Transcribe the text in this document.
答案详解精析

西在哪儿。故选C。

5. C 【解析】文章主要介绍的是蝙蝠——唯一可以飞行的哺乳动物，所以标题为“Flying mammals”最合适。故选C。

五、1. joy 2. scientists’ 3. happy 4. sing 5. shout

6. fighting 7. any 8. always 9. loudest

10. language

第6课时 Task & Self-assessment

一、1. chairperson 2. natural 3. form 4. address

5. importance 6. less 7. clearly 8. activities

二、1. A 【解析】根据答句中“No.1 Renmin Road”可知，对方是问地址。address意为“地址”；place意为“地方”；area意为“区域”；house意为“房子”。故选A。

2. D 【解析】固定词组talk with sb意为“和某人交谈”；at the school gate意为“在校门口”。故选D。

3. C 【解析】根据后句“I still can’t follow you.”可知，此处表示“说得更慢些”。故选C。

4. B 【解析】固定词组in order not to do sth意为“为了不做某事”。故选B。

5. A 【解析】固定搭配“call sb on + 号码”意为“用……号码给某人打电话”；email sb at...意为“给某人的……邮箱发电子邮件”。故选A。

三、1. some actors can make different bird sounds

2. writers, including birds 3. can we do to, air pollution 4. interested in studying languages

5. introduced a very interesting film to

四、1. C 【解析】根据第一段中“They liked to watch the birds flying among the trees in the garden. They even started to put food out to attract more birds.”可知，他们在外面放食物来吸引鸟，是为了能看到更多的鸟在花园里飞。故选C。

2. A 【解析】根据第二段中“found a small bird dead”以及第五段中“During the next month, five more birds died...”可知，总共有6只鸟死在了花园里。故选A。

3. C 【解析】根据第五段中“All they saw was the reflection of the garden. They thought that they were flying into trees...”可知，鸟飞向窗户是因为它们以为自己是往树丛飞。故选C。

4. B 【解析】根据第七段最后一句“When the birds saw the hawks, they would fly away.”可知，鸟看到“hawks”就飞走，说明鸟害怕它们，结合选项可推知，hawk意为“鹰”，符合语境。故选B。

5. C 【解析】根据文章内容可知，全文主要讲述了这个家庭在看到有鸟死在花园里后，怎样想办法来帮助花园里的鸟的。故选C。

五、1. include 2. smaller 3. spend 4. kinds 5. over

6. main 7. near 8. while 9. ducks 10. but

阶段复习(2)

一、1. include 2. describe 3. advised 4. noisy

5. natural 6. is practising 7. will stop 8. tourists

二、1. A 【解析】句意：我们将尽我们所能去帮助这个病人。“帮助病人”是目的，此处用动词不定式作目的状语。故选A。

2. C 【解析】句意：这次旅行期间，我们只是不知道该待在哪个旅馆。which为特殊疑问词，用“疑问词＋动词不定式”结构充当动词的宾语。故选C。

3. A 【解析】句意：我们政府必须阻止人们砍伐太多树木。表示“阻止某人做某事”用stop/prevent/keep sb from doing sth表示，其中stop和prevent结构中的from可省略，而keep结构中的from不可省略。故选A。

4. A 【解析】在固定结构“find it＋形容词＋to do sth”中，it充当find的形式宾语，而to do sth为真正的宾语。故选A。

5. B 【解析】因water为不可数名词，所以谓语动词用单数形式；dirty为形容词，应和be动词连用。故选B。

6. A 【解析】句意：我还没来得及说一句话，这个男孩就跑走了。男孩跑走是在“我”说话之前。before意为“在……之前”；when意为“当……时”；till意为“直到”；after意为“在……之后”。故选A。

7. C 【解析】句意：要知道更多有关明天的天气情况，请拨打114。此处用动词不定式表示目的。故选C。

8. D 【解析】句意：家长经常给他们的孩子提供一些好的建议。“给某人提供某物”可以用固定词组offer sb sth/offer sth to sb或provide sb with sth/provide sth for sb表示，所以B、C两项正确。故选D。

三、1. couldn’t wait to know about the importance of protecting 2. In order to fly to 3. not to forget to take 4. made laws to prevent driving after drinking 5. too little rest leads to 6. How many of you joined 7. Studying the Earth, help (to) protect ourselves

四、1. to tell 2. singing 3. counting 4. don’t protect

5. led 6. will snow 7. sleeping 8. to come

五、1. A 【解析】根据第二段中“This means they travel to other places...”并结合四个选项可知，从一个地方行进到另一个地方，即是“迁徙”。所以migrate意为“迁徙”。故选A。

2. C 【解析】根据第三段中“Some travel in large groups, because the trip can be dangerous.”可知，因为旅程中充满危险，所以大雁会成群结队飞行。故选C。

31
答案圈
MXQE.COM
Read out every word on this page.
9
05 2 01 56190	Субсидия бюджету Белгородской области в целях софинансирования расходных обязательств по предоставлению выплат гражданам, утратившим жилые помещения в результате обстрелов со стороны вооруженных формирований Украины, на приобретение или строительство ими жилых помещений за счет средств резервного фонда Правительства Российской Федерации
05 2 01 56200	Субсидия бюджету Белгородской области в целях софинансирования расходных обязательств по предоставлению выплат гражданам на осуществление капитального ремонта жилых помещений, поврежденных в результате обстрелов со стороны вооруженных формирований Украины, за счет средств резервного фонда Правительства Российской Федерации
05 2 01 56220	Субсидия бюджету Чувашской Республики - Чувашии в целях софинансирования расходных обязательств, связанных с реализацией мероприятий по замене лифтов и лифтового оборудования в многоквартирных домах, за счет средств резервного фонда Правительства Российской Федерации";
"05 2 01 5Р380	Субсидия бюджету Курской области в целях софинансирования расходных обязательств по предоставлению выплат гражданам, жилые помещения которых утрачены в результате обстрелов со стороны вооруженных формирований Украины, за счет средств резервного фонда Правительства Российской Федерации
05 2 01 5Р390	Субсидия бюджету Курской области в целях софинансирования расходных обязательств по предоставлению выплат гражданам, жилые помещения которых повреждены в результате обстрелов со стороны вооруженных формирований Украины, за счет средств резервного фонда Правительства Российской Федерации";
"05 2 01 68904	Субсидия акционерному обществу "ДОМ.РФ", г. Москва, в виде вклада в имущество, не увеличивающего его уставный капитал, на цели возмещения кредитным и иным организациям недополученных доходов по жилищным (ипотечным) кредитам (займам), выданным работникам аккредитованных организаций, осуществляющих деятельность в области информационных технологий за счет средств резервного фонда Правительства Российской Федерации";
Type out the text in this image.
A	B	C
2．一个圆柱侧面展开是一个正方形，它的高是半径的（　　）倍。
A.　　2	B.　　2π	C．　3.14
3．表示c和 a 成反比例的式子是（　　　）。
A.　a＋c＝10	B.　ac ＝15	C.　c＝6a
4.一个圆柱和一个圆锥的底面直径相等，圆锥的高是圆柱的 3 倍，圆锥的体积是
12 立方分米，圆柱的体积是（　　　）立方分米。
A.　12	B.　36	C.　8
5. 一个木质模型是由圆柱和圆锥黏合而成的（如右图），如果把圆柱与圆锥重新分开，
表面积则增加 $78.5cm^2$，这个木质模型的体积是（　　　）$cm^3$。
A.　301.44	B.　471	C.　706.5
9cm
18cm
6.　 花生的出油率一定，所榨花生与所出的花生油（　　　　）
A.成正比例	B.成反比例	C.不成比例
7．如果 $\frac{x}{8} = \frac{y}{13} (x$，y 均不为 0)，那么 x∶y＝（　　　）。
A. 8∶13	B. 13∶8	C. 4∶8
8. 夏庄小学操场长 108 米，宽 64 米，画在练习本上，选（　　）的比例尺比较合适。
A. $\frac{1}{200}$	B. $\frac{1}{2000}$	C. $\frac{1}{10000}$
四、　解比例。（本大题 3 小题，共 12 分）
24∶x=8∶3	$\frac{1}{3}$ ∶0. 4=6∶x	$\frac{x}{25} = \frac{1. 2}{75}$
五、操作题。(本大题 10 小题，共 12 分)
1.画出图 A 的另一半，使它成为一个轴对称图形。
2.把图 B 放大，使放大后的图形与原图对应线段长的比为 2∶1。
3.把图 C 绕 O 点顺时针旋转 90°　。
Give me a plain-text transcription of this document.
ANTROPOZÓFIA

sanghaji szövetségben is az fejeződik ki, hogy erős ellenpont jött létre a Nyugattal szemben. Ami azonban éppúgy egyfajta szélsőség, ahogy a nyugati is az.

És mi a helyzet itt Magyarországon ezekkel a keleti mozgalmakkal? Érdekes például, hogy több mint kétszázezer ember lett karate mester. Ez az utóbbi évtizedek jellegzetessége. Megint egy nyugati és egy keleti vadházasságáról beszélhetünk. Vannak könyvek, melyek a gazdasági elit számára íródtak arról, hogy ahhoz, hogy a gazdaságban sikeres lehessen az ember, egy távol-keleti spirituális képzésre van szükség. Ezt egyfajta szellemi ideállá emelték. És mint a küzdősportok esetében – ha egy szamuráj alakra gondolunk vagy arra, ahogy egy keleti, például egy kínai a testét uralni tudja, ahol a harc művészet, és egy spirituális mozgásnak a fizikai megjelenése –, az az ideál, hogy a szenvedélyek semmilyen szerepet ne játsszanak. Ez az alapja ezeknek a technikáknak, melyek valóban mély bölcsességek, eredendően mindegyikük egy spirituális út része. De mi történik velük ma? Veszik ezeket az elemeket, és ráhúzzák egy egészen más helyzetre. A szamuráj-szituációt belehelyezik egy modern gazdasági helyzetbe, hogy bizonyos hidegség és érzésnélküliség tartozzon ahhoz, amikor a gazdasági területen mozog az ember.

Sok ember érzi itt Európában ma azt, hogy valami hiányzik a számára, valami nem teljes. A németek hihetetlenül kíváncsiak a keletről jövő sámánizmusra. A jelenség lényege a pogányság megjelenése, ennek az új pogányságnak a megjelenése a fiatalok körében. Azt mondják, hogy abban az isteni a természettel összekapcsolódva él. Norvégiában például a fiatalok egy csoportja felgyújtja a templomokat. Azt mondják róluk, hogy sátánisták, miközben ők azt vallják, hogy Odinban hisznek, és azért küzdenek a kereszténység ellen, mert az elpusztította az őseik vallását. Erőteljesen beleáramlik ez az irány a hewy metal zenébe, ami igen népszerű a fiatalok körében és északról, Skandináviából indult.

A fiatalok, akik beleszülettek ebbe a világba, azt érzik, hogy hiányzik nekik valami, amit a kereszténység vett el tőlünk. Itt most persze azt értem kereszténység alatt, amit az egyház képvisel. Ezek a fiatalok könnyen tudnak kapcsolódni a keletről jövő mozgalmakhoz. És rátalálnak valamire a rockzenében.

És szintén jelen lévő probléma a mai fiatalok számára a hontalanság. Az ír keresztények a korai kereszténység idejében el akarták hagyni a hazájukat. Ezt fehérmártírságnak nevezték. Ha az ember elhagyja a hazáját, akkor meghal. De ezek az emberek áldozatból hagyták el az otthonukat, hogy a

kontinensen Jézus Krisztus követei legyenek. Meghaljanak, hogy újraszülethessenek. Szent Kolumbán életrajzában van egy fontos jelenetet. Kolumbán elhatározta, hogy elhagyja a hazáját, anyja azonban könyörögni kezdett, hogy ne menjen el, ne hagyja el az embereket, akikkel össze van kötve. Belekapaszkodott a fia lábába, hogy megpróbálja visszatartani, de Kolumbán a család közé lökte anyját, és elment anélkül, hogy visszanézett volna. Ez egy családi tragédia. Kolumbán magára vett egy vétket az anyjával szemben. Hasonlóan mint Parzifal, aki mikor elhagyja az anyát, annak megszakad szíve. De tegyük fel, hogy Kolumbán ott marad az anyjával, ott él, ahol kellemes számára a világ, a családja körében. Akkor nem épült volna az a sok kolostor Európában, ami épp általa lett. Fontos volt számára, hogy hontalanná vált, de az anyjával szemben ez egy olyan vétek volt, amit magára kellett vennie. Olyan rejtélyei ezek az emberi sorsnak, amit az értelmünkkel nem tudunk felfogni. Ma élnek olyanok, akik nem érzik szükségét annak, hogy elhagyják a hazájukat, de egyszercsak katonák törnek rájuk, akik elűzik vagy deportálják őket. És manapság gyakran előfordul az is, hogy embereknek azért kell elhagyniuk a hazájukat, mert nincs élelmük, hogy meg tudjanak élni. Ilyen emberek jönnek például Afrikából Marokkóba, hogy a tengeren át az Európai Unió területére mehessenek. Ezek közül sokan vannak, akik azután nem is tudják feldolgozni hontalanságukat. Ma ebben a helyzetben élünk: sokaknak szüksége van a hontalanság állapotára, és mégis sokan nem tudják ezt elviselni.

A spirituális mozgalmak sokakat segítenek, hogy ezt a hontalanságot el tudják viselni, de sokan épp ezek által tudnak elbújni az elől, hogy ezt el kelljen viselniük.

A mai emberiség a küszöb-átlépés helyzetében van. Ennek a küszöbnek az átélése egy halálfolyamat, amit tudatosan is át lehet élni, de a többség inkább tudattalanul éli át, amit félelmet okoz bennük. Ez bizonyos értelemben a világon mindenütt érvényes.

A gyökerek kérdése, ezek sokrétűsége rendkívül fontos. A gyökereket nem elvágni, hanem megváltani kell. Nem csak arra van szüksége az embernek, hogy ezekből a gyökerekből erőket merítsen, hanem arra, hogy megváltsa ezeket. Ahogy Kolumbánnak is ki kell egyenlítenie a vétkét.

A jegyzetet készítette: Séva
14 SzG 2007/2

══════

## WHAT TO WORK ON
Copy each line of the listing that contains the string "tudnak".

## RESPONSE BELOW
A fiatalok, akik beleszülettek ebbe a világba, azt érzik, hogy hiányzik nekik valami, amit a kereszténység vett el tőlünk. Itt most persze azt értem kereszténység alatt, amit az egyház képvisel. Ezek a fiatalok könnyen tudnak kapcsolódni a keletről jövő mozgalmakhoz. És rátalálnak valamire a rockzenében.
A spirituális mozgalmak sokakat segítenek, hogy ezt a hontalanságot el tudják viselni, de sokan épp ezek által tudnak elbújni az elől, hogy ezt el kelljen viselniük.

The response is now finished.